■ Given records
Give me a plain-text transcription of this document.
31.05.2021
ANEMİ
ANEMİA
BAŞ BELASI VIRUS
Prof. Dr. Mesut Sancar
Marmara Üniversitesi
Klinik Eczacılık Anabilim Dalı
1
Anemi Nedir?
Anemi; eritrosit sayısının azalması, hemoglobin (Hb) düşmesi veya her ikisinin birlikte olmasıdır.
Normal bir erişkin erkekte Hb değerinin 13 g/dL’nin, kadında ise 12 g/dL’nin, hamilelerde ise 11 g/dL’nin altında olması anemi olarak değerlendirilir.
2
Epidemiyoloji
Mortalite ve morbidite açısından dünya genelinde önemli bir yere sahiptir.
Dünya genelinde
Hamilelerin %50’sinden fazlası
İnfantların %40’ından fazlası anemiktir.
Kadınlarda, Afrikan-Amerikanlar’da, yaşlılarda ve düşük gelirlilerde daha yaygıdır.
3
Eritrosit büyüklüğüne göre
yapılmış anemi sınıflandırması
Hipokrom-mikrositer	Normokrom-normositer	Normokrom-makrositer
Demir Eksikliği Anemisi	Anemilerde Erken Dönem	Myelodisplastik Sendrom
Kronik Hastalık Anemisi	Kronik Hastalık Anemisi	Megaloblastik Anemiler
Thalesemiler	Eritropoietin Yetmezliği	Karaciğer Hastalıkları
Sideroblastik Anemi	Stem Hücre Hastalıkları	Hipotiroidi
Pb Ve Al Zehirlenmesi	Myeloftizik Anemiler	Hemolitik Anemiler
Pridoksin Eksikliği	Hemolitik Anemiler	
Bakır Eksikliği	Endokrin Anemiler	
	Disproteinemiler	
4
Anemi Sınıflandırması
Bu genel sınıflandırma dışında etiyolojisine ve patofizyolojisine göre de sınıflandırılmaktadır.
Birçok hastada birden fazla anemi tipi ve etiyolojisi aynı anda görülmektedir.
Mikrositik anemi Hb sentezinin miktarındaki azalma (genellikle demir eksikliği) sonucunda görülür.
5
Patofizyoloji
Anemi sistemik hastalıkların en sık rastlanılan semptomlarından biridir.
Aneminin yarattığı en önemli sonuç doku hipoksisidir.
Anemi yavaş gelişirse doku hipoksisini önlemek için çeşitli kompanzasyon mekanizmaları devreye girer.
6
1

■ Problem requirements
Filter the records down to the lines that contain the string "fazlası", and copy those lines.

■ Result of this exercise
Hamilelerin %50’sinden fazlası
İnfantların %40’ından fazlası anemiktir.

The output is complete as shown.